> [Material for this task]

==================================================

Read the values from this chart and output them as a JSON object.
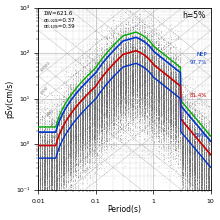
{
  "title_text": "h=5%",
  "annotation_line1": "ΣW=621.6",
  "annotation_line2": "σ₀.₀₂s=0.37",
  "annotation_line3": "σ₀.₁₀s=0.39",
  "xlabel": "Period(s)",
  "ylabel": "pSv(cm/s)",
  "xlim": [
    0.01,
    10
  ],
  "ylim": [
    0.1,
    1000
  ],
  "color_green": "#00aa00",
  "color_blue": "#0033cc",
  "color_red": "#cc0000",
  "color_scatter": "#666666",
  "color_diag": "#999999",
  "color_grid": "#aaaaaa",
  "bg_color": "#ffffff",
  "nep_97_7_color": "#0033cc",
  "nep_81_4_color": "#cc0000",
  "nep_50_color": "#0033cc"
}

==================================================

> [Problem to solve]
Leave the pictures out and write out every entry exactly as given.

> [Exercise response]
Read the values from this chart and output them as a JSON object.
{
  "title_text": "h=5%",
  "annotation_line1": "ΣW=621.6",
  "annotation_line2": "σ₀.₀₂s=0.37",
  "annotation_line3": "σ₀.₁₀s=0.39",
  "xlabel": "Period(s)",
  "ylabel": "pSv(cm/s)",
  "xlim": [
    0.01,
    10
  ],
  "ylim": [
    0.1,
    1000
  ],
  "color_green": "#00aa00",
  "color_blue": "#0033cc",
  "color_red": "#cc0000",
  "color_scatter": "#666666",
  "color_diag": "#999999",
  "color_grid": "#aaaaaa",
  "bg_color": "#ffffff",
  "nep_97_7_color": "#0033cc",
  "nep_81_4_color": "#cc0000",
  "nep_50_color": "#0033cc"
}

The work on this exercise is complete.